(Data records)

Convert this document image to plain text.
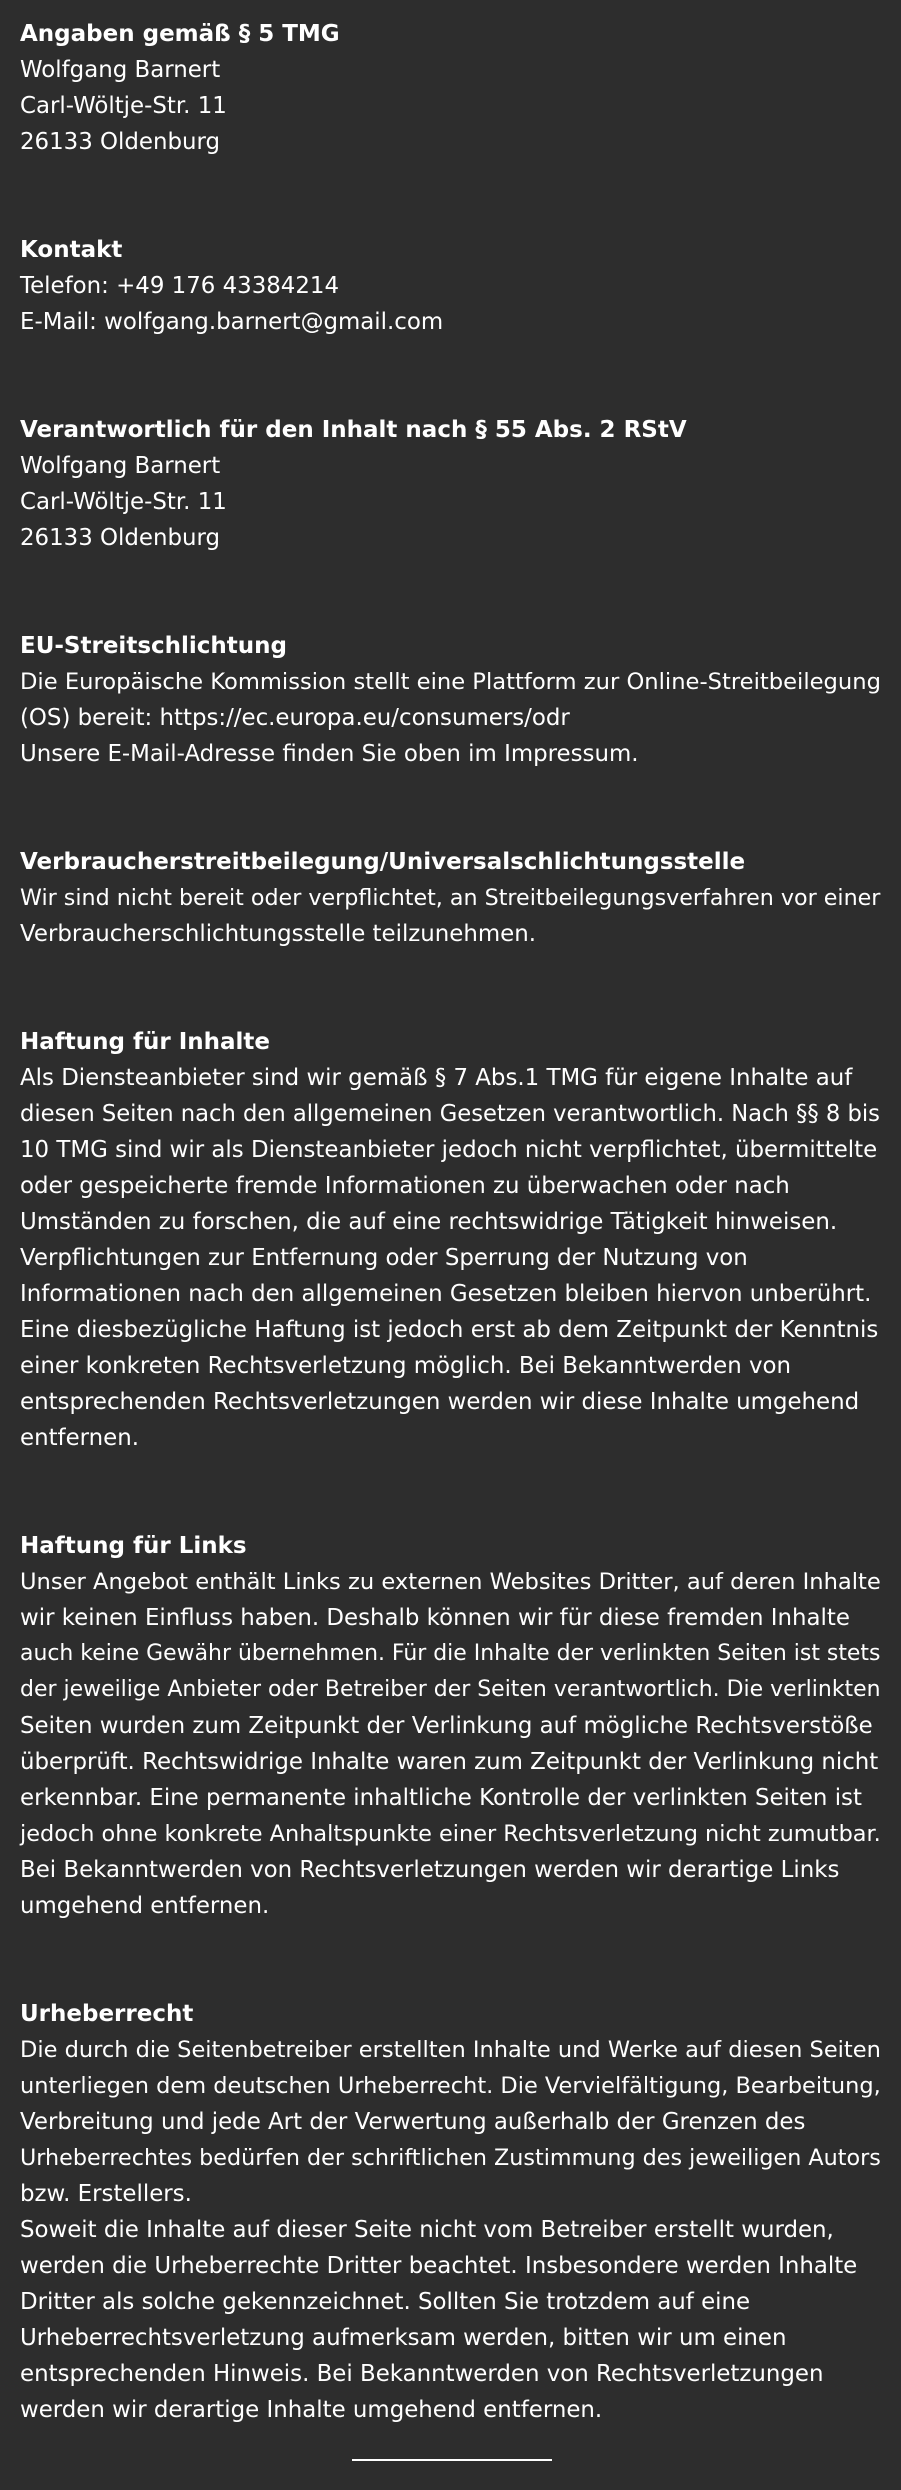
Angaben gemäß § 5 TMG
Wolfgang Barnert
Carl-Wöltje-Str. 11
26133 Oldenburg
Kontakt
Telefon: +49 176 43384214
E-Mail: wolfgang.barnert@gmail.com
Verantwortlich für den Inhalt nach § 55 Abs. 2 RStV
Wolfgang Barnert
Carl-Wöltje-Str. 11
26133 Oldenburg
EU-Streitschlichtung
Die Europäische Kommission stellt eine Plattform zur Online-Streitbeilegung
(OS) bereit: https://ec.europa.eu/consumers/odr
Unsere E-Mail-Adresse finden Sie oben im Impressum.
Verbraucherstreitbeilegung/Universalschlichtungsstelle
Wir sind nicht bereit oder verpflichtet, an Streitbeilegungsverfahren vor einer
Verbraucherschlichtungsstelle teilzunehmen.
Haftung für Inhalte
Als Diensteanbieter sind wir gemäß § 7 Abs.1 TMG für eigene Inhalte auf
diesen Seiten nach den allgemeinen Gesetzen verantwortlich. Nach §§ 8 bis
10 TMG sind wir als Diensteanbieter jedoch nicht verpflichtet, übermittelte
oder gespeicherte fremde Informationen zu überwachen oder nach
Umständen zu forschen, die auf eine rechtswidrige Tätigkeit hinweisen.
Verpflichtungen zur Entfernung oder Sperrung der Nutzung von
Informationen nach den allgemeinen Gesetzen bleiben hiervon unberührt.
Eine diesbezügliche Haftung ist jedoch erst ab dem Zeitpunkt der Kenntnis
einer konkreten Rechtsverletzung möglich. Bei Bekanntwerden von
entsprechenden Rechtsverletzungen werden wir diese Inhalte umgehend
entfernen.
Haftung für Links
Unser Angebot enthält Links zu externen Websites Dritter, auf deren Inhalte
wir keinen Einfluss haben. Deshalb können wir für diese fremden Inhalte
auch keine Gewähr übernehmen. Für die Inhalte der verlinkten Seiten ist stets
der jeweilige Anbieter oder Betreiber der Seiten verantwortlich. Die verlinkten
Seiten wurden zum Zeitpunkt der Verlinkung auf mögliche Rechtsverstöße
überprüft. Rechtswidrige Inhalte waren zum Zeitpunkt der Verlinkung nicht
erkennbar. Eine permanente inhaltliche Kontrolle der verlinkten Seiten ist
jedoch ohne konkrete Anhaltspunkte einer Rechtsverletzung nicht zumutbar.
Bei Bekanntwerden von Rechtsverletzungen werden wir derartige Links
umgehend entfernen.
Urheberrecht
Die durch die Seitenbetreiber erstellten Inhalte und Werke auf diesen Seiten
unterliegen dem deutschen Urheberrecht. Die Vervielfältigung, Bearbeitung,
Verbreitung und jede Art der Verwertung außerhalb der Grenzen des
Urheberrechtes bedürfen der schriftlichen Zustimmung des jeweiligen Autors
bzw. Erstellers.
Soweit die Inhalte auf dieser Seite nicht vom Betreiber erstellt wurden,
werden die Urheberrechte Dritter beachtet. Insbesondere werden Inhalte
Dritter als solche gekennzeichnet. Sollten Sie trotzdem auf eine
Urheberrechtsverletzung aufmerksam werden, bitten wir um einen
entsprechenden Hinweis. Bei Bekanntwerden von Rechtsverletzungen
werden wir derartige Inhalte umgehend entfernen.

§ **YOUR INSTRUCTIONS**: What is the number of lines in the records that contain "entfernen"? Give that number only.

§ **FINISHED EXERCISE**: 3